* **THE PROBLEM**: Please retype the records below exactly, leaving out any pictures.

★ ★ ★

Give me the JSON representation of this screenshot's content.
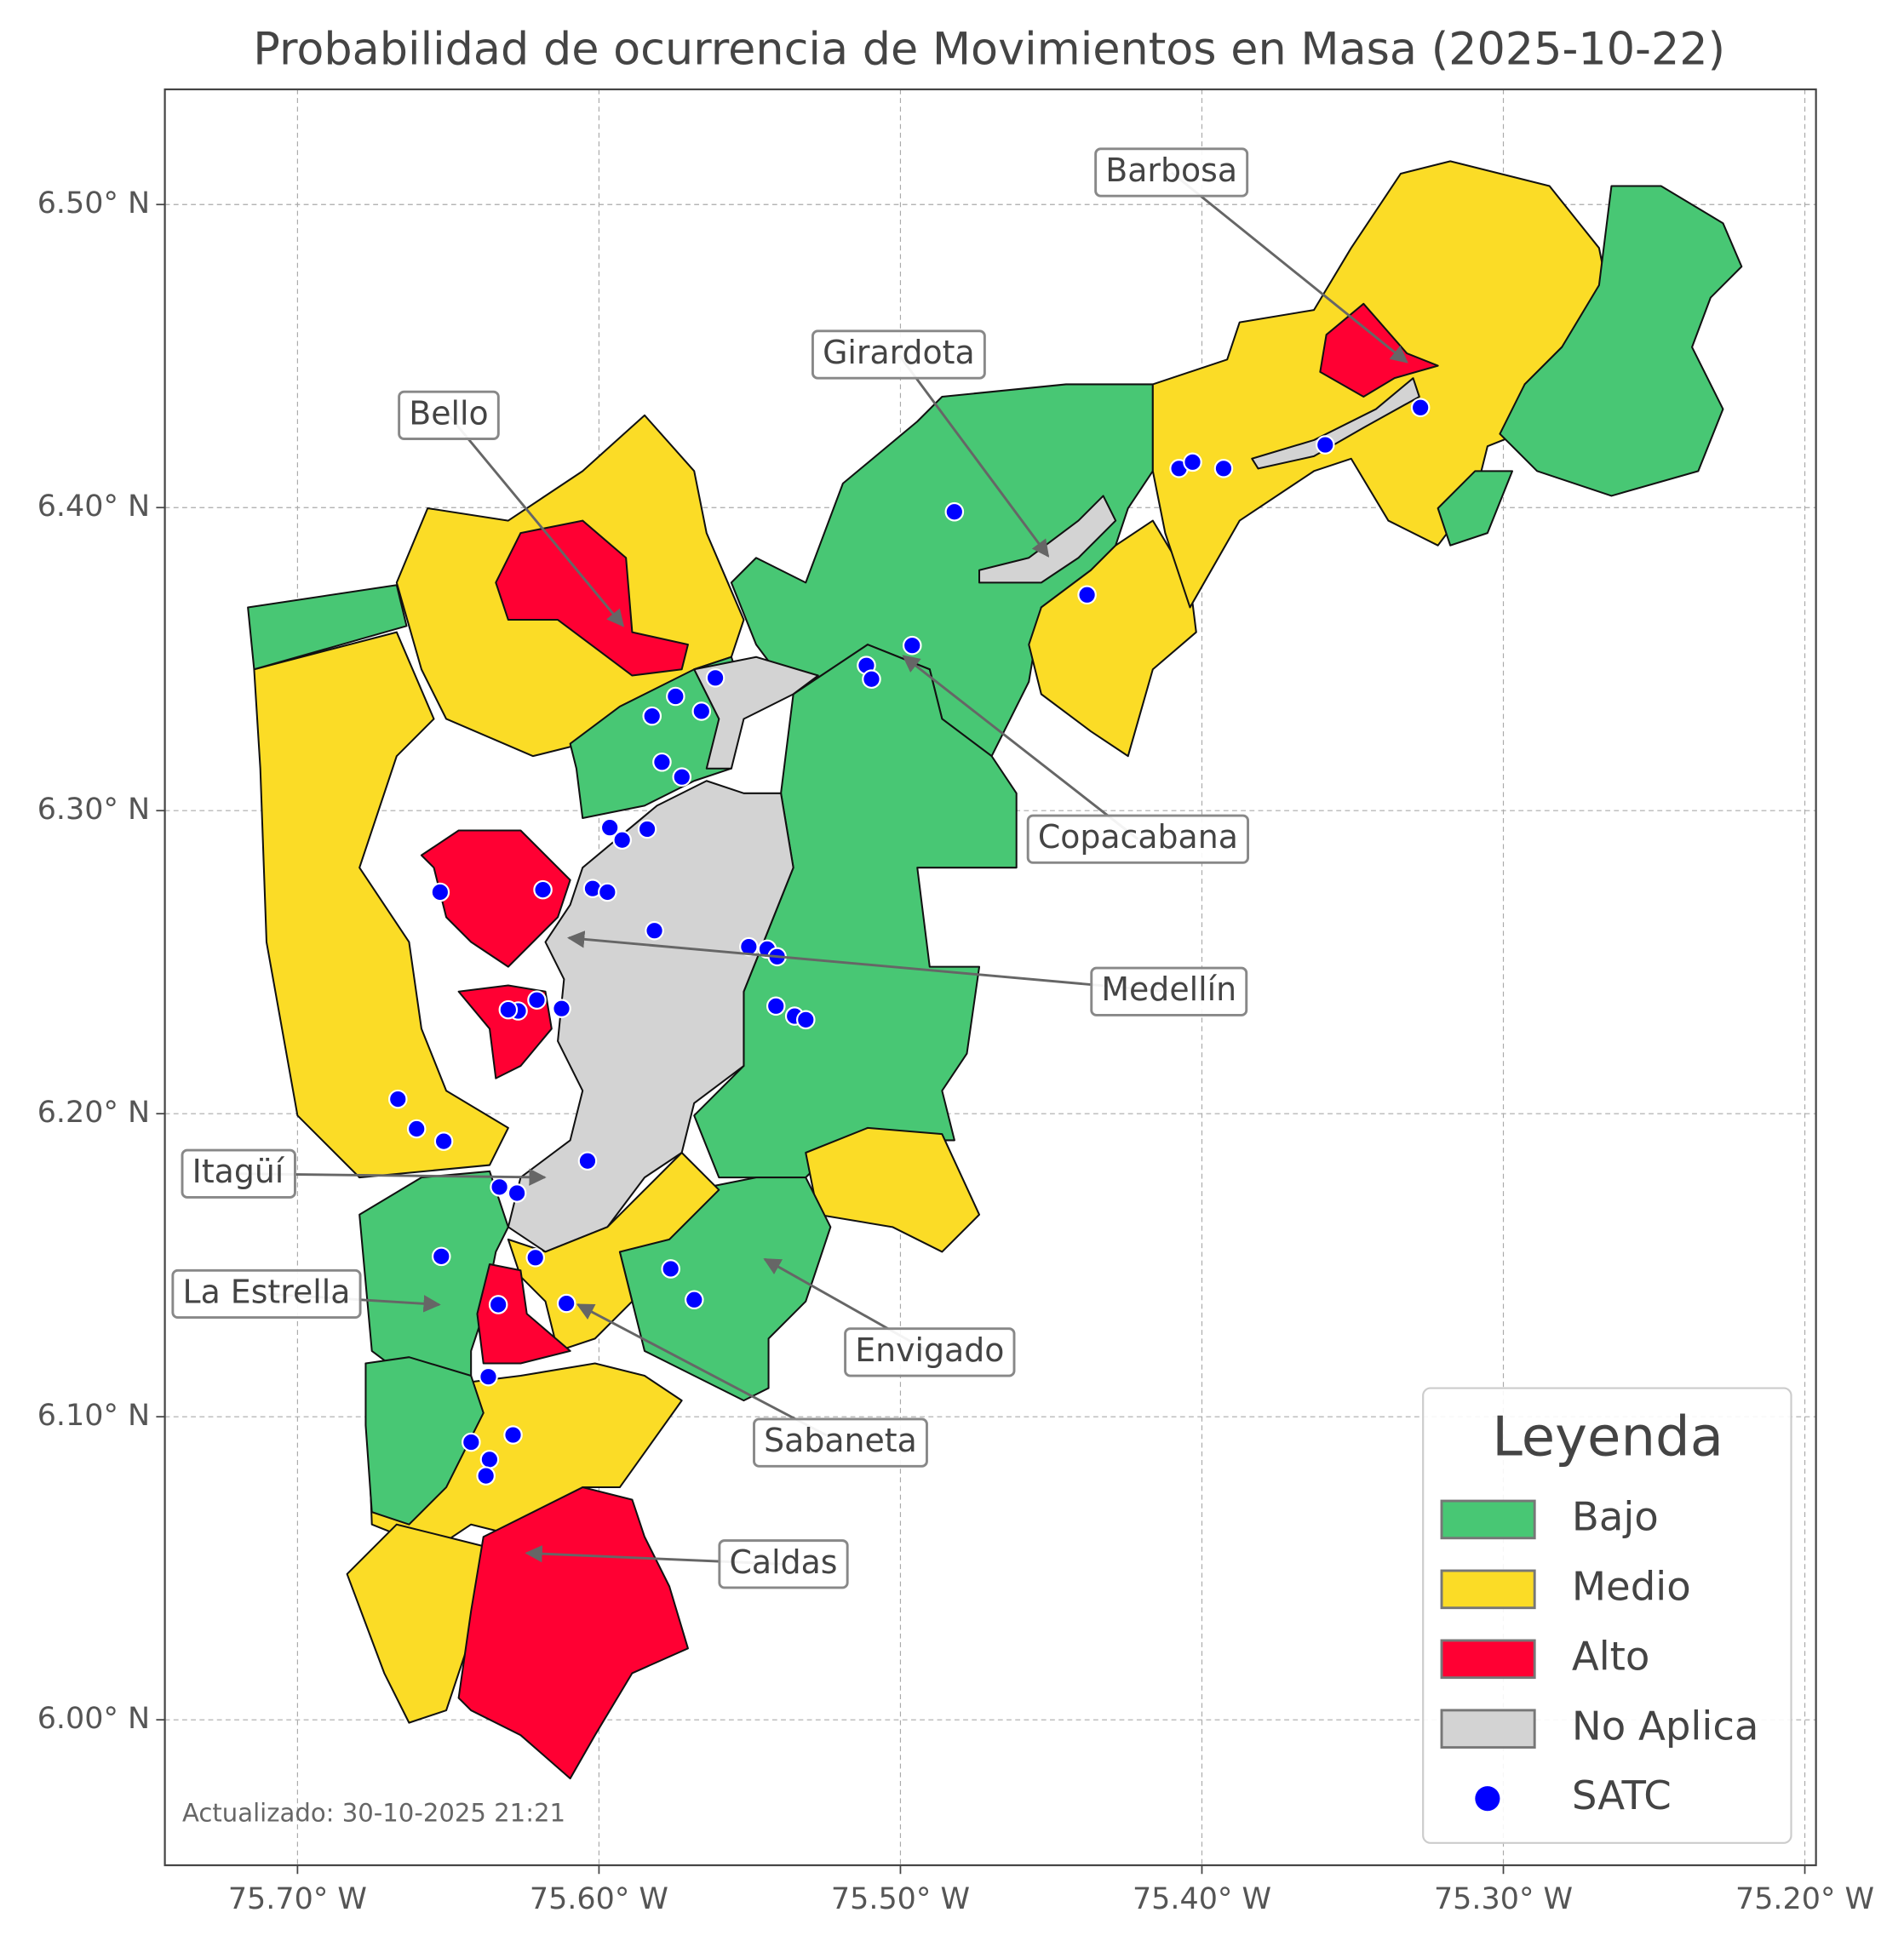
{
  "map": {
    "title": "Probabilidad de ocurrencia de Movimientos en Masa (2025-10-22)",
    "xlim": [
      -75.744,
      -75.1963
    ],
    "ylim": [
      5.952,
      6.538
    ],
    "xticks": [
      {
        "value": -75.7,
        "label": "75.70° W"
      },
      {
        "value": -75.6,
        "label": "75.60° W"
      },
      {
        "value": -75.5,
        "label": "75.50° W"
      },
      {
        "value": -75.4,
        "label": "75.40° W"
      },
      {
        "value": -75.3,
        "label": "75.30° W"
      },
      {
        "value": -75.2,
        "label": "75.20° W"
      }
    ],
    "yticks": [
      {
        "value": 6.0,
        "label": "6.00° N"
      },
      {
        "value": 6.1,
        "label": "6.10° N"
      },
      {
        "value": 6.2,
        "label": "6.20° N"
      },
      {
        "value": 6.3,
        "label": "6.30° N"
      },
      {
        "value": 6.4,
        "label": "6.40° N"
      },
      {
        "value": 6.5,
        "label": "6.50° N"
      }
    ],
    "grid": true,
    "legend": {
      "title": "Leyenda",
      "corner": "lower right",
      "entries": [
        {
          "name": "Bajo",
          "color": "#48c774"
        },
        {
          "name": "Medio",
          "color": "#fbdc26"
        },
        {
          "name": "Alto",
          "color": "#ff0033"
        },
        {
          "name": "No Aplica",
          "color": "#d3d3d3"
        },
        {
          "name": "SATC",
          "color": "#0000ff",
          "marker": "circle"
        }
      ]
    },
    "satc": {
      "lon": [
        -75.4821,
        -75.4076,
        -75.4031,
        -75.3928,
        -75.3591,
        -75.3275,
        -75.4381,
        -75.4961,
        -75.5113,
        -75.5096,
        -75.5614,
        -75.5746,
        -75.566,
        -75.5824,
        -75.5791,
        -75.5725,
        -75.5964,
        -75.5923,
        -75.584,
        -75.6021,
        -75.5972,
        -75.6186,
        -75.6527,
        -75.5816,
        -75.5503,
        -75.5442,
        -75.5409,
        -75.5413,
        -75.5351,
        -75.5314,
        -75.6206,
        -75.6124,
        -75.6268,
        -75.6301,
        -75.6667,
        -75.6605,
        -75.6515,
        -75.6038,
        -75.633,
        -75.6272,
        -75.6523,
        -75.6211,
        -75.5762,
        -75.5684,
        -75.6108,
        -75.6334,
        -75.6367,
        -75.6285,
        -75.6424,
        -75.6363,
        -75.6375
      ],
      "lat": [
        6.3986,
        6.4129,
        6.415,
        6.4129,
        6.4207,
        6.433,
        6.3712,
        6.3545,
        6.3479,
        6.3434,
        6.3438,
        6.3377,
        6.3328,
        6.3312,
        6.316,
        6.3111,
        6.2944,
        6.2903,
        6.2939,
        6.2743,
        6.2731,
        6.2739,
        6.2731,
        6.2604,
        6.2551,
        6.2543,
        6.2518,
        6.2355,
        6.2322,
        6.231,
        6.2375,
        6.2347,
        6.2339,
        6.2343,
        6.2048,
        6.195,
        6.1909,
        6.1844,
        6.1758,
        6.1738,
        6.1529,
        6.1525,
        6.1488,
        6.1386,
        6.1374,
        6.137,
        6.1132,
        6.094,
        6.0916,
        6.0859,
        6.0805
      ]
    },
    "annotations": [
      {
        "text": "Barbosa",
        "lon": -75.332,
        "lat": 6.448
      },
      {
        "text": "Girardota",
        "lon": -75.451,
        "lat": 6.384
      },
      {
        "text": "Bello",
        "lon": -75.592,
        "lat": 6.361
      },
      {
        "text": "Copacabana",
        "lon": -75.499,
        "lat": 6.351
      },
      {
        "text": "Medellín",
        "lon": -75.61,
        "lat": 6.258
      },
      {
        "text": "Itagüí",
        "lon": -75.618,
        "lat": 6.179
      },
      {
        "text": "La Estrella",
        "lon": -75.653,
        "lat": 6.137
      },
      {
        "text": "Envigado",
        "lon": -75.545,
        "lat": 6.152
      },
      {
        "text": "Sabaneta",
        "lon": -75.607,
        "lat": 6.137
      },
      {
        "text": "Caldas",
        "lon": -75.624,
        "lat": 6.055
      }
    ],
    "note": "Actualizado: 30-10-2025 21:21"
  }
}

★ ★ ★

* **PROBLEM SOLUTION**:
Give me the JSON representation of this screenshot's content.
{
  "map": {
    "title": "Probabilidad de ocurrencia de Movimientos en Masa (2025-10-22)",
    "xlim": [
      -75.744,
      -75.1963
    ],
    "ylim": [
      5.952,
      6.538
    ],
    "xticks": [
      {
        "value": -75.7,
        "label": "75.70° W"
      },
      {
        "value": -75.6,
        "label": "75.60° W"
      },
      {
        "value": -75.5,
        "label": "75.50° W"
      },
      {
        "value": -75.4,
        "label": "75.40° W"
      },
      {
        "value": -75.3,
        "label": "75.30° W"
      },
      {
        "value": -75.2,
        "label": "75.20° W"
      }
    ],
    "yticks": [
      {
        "value": 6.0,
        "label": "6.00° N"
      },
      {
        "value": 6.1,
        "label": "6.10° N"
      },
      {
        "value": 6.2,
        "label": "6.20° N"
      },
      {
        "value": 6.3,
        "label": "6.30° N"
      },
      {
        "value": 6.4,
        "label": "6.40° N"
      },
      {
        "value": 6.5,
        "label": "6.50° N"
      }
    ],
    "grid": true,
    "legend": {
      "title": "Leyenda",
      "corner": "lower right",
      "entries": [
        {
          "name": "Bajo",
          "color": "#48c774"
        },
        {
          "name": "Medio",
          "color": "#fbdc26"
        },
        {
          "name": "Alto",
          "color": "#ff0033"
        },
        {
          "name": "No Aplica",
          "color": "#d3d3d3"
        },
        {
          "name": "SATC",
          "color": "#0000ff",
          "marker": "circle"
        }
      ]
    },
    "satc": {
      "lon": [
        -75.4821,
        -75.4076,
        -75.4031,
        -75.3928,
        -75.3591,
        -75.3275,
        -75.4381,
        -75.4961,
        -75.5113,
        -75.5096,
        -75.5614,
        -75.5746,
        -75.566,
        -75.5824,
        -75.5791,
        -75.5725,
        -75.5964,
        -75.5923,
        -75.584,
        -75.6021,
        -75.5972,
        -75.6186,
        -75.6527,
        -75.5816,
        -75.5503,
        -75.5442,
        -75.5409,
        -75.5413,
        -75.5351,
        -75.5314,
        -75.6206,
        -75.6124,
        -75.6268,
        -75.6301,
        -75.6667,
        -75.6605,
        -75.6515,
        -75.6038,
        -75.633,
        -75.6272,
        -75.6523,
        -75.6211,
        -75.5762,
        -75.5684,
        -75.6108,
        -75.6334,
        -75.6367,
        -75.6285,
        -75.6424,
        -75.6363,
        -75.6375
      ],
      "lat": [
        6.3986,
        6.4129,
        6.415,
        6.4129,
        6.4207,
        6.433,
        6.3712,
        6.3545,
        6.3479,
        6.3434,
        6.3438,
        6.3377,
        6.3328,
        6.3312,
        6.316,
        6.3111,
        6.2944,
        6.2903,
        6.2939,
        6.2743,
        6.2731,
        6.2739,
        6.2731,
        6.2604,
        6.2551,
        6.2543,
        6.2518,
        6.2355,
        6.2322,
        6.231,
        6.2375,
        6.2347,
        6.2339,
        6.2343,
        6.2048,
        6.195,
        6.1909,
        6.1844,
        6.1758,
        6.1738,
        6.1529,
        6.1525,
        6.1488,
        6.1386,
        6.1374,
        6.137,
        6.1132,
        6.094,
        6.0916,
        6.0859,
        6.0805
      ]
    },
    "annotations": [
      {
        "text": "Barbosa",
        "lon": -75.332,
        "lat": 6.448
      },
      {
        "text": "Girardota",
        "lon": -75.451,
        "lat": 6.384
      },
      {
        "text": "Bello",
        "lon": -75.592,
        "lat": 6.361
      },
      {
        "text": "Copacabana",
        "lon": -75.499,
        "lat": 6.351
      },
      {
        "text": "Medellín",
        "lon": -75.61,
        "lat": 6.258
      },
      {
        "text": "Itagüí",
        "lon": -75.618,
        "lat": 6.179
      },
      {
        "text": "La Estrella",
        "lon": -75.653,
        "lat": 6.137
      },
      {
        "text": "Envigado",
        "lon": -75.545,
        "lat": 6.152
      },
      {
        "text": "Sabaneta",
        "lon": -75.607,
        "lat": 6.137
      },
      {
        "text": "Caldas",
        "lon": -75.624,
        "lat": 6.055
      }
    ],
    "note": "Actualizado: 30-10-2025 21:21"
  }
}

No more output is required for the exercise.